Records for the exercise -
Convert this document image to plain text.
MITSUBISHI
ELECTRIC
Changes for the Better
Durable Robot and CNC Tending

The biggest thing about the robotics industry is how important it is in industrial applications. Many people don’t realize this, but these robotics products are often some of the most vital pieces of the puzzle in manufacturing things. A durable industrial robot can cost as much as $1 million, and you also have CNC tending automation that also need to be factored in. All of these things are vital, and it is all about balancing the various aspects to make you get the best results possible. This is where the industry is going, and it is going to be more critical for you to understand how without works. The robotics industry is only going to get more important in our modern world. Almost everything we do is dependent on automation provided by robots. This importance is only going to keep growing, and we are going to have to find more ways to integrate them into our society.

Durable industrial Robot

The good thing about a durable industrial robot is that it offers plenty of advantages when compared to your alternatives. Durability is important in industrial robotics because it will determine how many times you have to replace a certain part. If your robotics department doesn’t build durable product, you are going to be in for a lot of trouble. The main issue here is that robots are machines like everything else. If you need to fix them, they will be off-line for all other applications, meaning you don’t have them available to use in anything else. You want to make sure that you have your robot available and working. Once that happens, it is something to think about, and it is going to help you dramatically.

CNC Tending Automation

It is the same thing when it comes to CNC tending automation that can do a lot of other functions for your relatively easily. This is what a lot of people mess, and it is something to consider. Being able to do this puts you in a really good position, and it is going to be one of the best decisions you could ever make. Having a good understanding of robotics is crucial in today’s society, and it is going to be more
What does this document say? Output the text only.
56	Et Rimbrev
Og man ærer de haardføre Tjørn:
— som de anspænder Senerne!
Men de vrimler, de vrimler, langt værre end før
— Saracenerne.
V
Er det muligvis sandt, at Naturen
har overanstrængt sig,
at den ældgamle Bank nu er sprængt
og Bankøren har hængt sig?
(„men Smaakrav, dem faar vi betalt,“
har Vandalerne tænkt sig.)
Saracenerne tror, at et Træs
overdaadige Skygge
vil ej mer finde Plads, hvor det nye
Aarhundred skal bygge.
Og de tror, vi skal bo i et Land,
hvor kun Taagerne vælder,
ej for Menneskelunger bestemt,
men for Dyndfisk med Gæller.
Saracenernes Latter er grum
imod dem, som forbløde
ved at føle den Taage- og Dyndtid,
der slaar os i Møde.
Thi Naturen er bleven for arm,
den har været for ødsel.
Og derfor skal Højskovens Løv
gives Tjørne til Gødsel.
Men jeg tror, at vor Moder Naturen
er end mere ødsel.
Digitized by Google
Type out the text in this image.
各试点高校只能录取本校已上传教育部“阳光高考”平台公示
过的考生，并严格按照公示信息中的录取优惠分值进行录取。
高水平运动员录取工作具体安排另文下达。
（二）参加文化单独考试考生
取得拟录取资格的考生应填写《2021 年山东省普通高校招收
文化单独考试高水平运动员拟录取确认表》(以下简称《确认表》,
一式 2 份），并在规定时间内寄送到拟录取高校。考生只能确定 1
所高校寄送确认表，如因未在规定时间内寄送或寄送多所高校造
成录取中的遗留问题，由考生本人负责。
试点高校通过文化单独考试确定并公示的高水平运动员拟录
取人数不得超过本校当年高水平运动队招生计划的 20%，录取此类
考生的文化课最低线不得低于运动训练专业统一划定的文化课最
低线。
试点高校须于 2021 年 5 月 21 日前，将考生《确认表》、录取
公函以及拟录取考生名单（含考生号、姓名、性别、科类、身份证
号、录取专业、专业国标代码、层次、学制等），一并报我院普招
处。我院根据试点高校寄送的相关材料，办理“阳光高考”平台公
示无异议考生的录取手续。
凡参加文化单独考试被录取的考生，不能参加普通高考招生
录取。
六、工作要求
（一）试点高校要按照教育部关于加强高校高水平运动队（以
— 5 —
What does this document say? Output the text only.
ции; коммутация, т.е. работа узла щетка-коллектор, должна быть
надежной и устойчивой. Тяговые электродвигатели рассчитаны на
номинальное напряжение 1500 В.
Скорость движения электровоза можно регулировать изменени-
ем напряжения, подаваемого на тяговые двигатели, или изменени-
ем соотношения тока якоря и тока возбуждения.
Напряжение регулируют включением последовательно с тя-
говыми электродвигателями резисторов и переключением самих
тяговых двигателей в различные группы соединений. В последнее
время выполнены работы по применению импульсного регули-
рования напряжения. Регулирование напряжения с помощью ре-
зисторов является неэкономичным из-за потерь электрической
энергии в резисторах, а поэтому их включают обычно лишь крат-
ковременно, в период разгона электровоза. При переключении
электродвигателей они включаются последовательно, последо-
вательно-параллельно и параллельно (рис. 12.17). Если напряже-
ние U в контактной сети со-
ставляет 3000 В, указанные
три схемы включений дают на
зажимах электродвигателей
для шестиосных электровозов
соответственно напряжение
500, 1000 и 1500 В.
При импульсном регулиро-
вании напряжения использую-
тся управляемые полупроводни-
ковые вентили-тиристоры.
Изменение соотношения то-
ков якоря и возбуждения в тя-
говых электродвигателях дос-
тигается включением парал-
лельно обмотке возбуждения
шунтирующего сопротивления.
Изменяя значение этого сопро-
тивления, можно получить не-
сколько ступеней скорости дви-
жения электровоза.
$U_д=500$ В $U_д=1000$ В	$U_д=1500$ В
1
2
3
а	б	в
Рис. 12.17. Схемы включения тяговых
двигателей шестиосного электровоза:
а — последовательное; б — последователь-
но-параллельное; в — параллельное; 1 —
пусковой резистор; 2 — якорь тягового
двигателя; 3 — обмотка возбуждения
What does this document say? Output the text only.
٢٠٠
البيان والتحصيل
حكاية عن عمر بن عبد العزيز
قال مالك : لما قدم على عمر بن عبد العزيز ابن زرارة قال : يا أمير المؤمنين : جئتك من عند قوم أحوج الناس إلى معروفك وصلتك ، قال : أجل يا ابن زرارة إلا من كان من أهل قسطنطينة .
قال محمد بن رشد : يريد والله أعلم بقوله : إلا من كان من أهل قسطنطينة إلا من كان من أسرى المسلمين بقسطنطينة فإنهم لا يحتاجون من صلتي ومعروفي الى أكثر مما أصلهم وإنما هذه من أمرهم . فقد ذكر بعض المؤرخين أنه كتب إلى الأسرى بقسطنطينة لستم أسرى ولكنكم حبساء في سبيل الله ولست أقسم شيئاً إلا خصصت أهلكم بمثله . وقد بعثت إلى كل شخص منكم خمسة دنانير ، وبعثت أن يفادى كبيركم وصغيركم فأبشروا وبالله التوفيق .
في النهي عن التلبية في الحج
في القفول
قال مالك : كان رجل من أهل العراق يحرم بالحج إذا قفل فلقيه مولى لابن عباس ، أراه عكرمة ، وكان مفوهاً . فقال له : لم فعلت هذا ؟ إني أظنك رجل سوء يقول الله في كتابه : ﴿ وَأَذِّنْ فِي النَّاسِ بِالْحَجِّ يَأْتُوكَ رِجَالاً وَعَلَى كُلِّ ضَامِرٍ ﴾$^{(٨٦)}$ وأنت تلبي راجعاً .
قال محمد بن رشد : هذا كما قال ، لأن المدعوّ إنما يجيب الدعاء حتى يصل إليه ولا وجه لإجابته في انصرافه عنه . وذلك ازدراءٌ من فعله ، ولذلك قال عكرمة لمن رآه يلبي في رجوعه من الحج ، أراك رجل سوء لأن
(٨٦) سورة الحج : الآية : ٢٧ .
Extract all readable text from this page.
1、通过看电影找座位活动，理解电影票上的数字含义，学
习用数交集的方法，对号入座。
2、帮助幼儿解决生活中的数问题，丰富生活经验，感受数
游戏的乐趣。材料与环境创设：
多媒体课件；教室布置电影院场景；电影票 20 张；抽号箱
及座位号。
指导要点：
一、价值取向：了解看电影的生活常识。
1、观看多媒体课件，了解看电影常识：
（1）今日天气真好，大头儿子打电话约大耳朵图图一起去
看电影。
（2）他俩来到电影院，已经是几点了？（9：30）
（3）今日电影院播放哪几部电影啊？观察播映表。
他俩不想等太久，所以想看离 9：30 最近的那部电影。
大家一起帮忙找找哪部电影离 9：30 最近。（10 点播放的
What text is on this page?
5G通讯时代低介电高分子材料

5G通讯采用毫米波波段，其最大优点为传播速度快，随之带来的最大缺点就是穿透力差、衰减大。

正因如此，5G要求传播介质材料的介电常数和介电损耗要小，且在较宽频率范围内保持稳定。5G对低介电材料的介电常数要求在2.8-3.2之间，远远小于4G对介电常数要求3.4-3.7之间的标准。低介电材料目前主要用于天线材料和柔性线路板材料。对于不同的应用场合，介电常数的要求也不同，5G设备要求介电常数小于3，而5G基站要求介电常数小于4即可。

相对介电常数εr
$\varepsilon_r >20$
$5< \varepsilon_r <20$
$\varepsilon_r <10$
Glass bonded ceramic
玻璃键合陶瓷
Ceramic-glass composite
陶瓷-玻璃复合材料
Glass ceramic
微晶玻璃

Work to be completed -
Only a number is expected here: the count of lines in the listing that hold the string "напряжения".

Response to the exercise -
3